[Records from a dataset]
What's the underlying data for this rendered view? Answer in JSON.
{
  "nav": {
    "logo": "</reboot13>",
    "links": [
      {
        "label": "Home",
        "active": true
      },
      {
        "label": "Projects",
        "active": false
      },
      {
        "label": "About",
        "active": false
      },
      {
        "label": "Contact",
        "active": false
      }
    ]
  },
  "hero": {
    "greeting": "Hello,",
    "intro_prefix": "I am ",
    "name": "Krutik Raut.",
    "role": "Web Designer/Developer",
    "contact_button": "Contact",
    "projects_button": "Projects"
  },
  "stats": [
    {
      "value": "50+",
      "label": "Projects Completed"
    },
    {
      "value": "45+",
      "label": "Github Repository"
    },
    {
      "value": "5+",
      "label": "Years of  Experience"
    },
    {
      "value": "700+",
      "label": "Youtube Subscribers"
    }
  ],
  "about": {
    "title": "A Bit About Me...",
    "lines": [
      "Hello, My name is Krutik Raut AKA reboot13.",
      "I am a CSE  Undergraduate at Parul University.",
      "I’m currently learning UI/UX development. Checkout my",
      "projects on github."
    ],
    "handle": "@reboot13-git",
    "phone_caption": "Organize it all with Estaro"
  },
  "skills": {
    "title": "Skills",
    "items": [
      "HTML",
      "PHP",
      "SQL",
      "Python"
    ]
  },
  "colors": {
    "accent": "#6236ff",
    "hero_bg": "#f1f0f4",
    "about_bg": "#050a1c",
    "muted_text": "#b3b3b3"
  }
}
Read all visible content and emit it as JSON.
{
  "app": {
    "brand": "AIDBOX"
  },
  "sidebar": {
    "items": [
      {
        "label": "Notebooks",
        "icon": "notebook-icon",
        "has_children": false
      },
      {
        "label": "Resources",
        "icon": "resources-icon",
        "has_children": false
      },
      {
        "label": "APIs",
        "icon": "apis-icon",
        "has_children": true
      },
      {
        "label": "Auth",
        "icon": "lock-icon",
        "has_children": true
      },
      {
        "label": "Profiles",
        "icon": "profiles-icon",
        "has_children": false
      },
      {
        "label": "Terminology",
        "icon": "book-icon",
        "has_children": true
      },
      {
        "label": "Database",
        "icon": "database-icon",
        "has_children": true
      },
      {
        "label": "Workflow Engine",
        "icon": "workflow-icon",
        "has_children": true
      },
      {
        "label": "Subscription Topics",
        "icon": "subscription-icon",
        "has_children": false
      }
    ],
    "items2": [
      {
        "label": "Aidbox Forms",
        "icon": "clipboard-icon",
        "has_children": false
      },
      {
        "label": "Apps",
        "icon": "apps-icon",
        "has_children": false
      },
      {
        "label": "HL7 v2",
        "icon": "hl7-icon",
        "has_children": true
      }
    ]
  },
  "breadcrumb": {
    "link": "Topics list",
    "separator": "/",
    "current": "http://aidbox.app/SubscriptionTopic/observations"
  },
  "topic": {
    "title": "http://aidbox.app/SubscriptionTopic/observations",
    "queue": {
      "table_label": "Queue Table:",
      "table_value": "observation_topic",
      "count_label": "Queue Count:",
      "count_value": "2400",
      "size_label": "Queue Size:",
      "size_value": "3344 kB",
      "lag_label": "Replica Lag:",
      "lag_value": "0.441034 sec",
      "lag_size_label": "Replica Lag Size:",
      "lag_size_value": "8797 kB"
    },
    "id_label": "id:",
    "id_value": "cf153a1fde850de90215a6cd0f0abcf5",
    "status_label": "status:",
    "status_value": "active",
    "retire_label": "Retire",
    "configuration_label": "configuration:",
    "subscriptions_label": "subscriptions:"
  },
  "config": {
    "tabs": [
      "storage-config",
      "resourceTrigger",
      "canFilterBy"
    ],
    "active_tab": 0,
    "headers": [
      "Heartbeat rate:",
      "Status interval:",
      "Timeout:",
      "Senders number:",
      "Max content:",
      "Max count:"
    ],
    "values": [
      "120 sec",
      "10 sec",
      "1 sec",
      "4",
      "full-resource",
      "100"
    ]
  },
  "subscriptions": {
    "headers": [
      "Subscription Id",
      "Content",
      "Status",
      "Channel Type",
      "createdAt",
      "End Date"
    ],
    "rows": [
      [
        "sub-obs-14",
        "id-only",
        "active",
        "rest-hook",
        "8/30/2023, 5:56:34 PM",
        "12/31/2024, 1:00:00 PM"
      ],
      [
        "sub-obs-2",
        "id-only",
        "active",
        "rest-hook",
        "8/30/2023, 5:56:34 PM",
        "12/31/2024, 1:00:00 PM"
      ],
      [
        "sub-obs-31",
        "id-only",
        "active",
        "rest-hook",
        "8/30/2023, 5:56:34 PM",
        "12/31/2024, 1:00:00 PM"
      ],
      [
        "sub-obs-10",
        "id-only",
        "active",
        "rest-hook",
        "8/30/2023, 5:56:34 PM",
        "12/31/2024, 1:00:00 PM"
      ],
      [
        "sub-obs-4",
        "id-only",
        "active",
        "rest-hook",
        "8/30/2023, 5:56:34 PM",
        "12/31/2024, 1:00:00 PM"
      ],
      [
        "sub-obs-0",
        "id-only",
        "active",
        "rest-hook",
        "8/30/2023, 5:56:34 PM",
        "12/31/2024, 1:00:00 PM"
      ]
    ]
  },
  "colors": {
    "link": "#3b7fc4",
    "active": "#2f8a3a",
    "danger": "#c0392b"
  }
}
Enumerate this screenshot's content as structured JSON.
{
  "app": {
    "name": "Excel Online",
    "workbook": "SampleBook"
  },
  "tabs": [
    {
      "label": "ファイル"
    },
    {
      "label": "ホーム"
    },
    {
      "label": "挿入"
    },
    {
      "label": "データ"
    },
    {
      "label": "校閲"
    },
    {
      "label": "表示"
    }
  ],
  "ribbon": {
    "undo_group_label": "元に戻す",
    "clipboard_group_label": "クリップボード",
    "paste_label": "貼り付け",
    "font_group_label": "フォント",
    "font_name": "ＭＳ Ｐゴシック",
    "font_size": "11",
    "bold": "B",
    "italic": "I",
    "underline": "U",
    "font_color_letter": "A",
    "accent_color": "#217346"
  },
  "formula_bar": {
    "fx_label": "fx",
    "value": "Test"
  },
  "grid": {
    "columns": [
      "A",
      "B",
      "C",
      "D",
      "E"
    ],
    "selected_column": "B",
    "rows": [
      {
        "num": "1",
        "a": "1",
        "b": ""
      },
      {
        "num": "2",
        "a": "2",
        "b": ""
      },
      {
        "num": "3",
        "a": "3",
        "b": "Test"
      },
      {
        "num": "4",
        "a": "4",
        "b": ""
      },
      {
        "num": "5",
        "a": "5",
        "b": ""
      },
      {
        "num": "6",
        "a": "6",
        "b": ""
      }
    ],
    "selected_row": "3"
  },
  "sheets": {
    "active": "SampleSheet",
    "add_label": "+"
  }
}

=== Work to be completed ===
Write out every line exactly as it stands.

=== Correct answer ===
What's the underlying data for this rendered view? Answer in JSON.
{
  "nav": {
    "logo": "</reboot13>",
    "links": [
      {
        "label": "Home",
        "active": true
      },
      {
        "label": "Projects",
        "active": false
      },
      {
        "label": "About",
        "active": false
      },
      {
        "label": "Contact",
        "active": false
      }
    ]
  },
  "hero": {
    "greeting": "Hello,",
    "intro_prefix": "I am ",
    "name": "Krutik Raut.",
    "role": "Web Designer/Developer",
    "contact_button": "Contact",
    "projects_button": "Projects"
  },
  "stats": [
    {
      "value": "50+",
      "label": "Projects Completed"
    },
    {
      "value": "45+",
      "label": "Github Repository"
    },
    {
      "value": "5+",
      "label": "Years of  Experience"
    },
    {
      "value": "700+",
      "label": "Youtube Subscribers"
    }
  ],
  "about": {
    "title": "A Bit About Me...",
    "lines": [
      "Hello, My name is Krutik Raut AKA reboot13.",
      "I am a CSE  Undergraduate at Parul University.",
      "I’m currently learning UI/UX development. Checkout my",
      "projects on github."
    ],
    "handle": "@reboot13-git",
    "phone_caption": "Organize it all with Estaro"
  },
  "skills": {
    "title": "Skills",
    "items": [
      "HTML",
      "PHP",
      "SQL",
      "Python"
    ]
  },
  "colors": {
    "accent": "#6236ff",
    "hero_bg": "#f1f0f4",
    "about_bg": "#050a1c",
    "muted_text": "#b3b3b3"
  }
}
Read all visible content and emit it as JSON.
{
  "app": {
    "brand": "AIDBOX"
  },
  "sidebar": {
    "items": [
      {
        "label": "Notebooks",
        "icon": "notebook-icon",
        "has_children": false
      },
      {
        "label": "Resources",
        "icon": "resources-icon",
        "has_children": false
      },
      {
        "label": "APIs",
        "icon": "apis-icon",
        "has_children": true
      },
      {
        "label": "Auth",
        "icon": "lock-icon",
        "has_children": true
      },
      {
        "label": "Profiles",
        "icon": "profiles-icon",
        "has_children": false
      },
      {
        "label": "Terminology",
        "icon": "book-icon",
        "has_children": true
      },
      {
        "label": "Database",
        "icon": "database-icon",
        "has_children": true
      },
      {
        "label": "Workflow Engine",
        "icon": "workflow-icon",
        "has_children": true
      },
      {
        "label": "Subscription Topics",
        "icon": "subscription-icon",
        "has_children": false
      }
    ],
    "items2": [
      {
        "label": "Aidbox Forms",
        "icon": "clipboard-icon",
        "has_children": false
      },
      {
        "label": "Apps",
        "icon": "apps-icon",
        "has_children": false
      },
      {
        "label": "HL7 v2",
        "icon": "hl7-icon",
        "has_children": true
      }
    ]
  },
  "breadcrumb": {
    "link": "Topics list",
    "separator": "/",
    "current": "http://aidbox.app/SubscriptionTopic/observations"
  },
  "topic": {
    "title": "http://aidbox.app/SubscriptionTopic/observations",
    "queue": {
      "table_label": "Queue Table:",
      "table_value": "observation_topic",
      "count_label": "Queue Count:",
      "count_value": "2400",
      "size_label": "Queue Size:",
      "size_value": "3344 kB",
      "lag_label": "Replica Lag:",
      "lag_value": "0.441034 sec",
      "lag_size_label": "Replica Lag Size:",
      "lag_size_value": "8797 kB"
    },
    "id_label": "id:",
    "id_value": "cf153a1fde850de90215a6cd0f0abcf5",
    "status_label": "status:",
    "status_value": "active",
    "retire_label": "Retire",
    "configuration_label": "configuration:",
    "subscriptions_label": "subscriptions:"
  },
  "config": {
    "tabs": [
      "storage-config",
      "resourceTrigger",
      "canFilterBy"
    ],
    "active_tab": 0,
    "headers": [
      "Heartbeat rate:",
      "Status interval:",
      "Timeout:",
      "Senders number:",
      "Max content:",
      "Max count:"
    ],
    "values": [
      "120 sec",
      "10 sec",
      "1 sec",
      "4",
      "full-resource",
      "100"
    ]
  },
  "subscriptions": {
    "headers": [
      "Subscription Id",
      "Content",
      "Status",
      "Channel Type",
      "createdAt",
      "End Date"
    ],
    "rows": [
      [
        "sub-obs-14",
        "id-only",
        "active",
        "rest-hook",
        "8/30/2023, 5:56:34 PM",
        "12/31/2024, 1:00:00 PM"
      ],
      [
        "sub-obs-2",
        "id-only",
        "active",
        "rest-hook",
        "8/30/2023, 5:56:34 PM",
        "12/31/2024, 1:00:00 PM"
      ],
      [
        "sub-obs-31",
        "id-only",
        "active",
        "rest-hook",
        "8/30/2023, 5:56:34 PM",
        "12/31/2024, 1:00:00 PM"
      ],
      [
        "sub-obs-10",
        "id-only",
        "active",
        "rest-hook",
        "8/30/2023, 5:56:34 PM",
        "12/31/2024, 1:00:00 PM"
      ],
      [
        "sub-obs-4",
        "id-only",
        "active",
        "rest-hook",
        "8/30/2023, 5:56:34 PM",
        "12/31/2024, 1:00:00 PM"
      ],
      [
        "sub-obs-0",
        "id-only",
        "active",
        "rest-hook",
        "8/30/2023, 5:56:34 PM",
        "12/31/2024, 1:00:00 PM"
      ]
    ]
  },
  "colors": {
    "link": "#3b7fc4",
    "active": "#2f8a3a",
    "danger": "#c0392b"
  }
}
Enumerate this screenshot's content as structured JSON.
{
  "app": {
    "name": "Excel Online",
    "workbook": "SampleBook"
  },
  "tabs": [
    {
      "label": "ファイル"
    },
    {
      "label": "ホーム"
    },
    {
      "label": "挿入"
    },
    {
      "label": "データ"
    },
    {
      "label": "校閲"
    },
    {
      "label": "表示"
    }
  ],
  "ribbon": {
    "undo_group_label": "元に戻す",
    "clipboard_group_label": "クリップボード",
    "paste_label": "貼り付け",
    "font_group_label": "フォント",
    "font_name": "ＭＳ Ｐゴシック",
    "font_size": "11",
    "bold": "B",
    "italic": "I",
    "underline": "U",
    "font_color_letter": "A",
    "accent_color": "#217346"
  },
  "formula_bar": {
    "fx_label": "fx",
    "value": "Test"
  },
  "grid": {
    "columns": [
      "A",
      "B",
      "C",
      "D",
      "E"
    ],
    "selected_column": "B",
    "rows": [
      {
        "num": "1",
        "a": "1",
        "b": ""
      },
      {
        "num": "2",
        "a": "2",
        "b": ""
      },
      {
        "num": "3",
        "a": "3",
        "b": "Test"
      },
      {
        "num": "4",
        "a": "4",
        "b": ""
      },
      {
        "num": "5",
        "a": "5",
        "b": ""
      },
      {
        "num": "6",
        "a": "6",
        "b": ""
      }
    ],
    "selected_row": "3"
  },
  "sheets": {
    "active": "SampleSheet",
    "add_label": "+"
  }
}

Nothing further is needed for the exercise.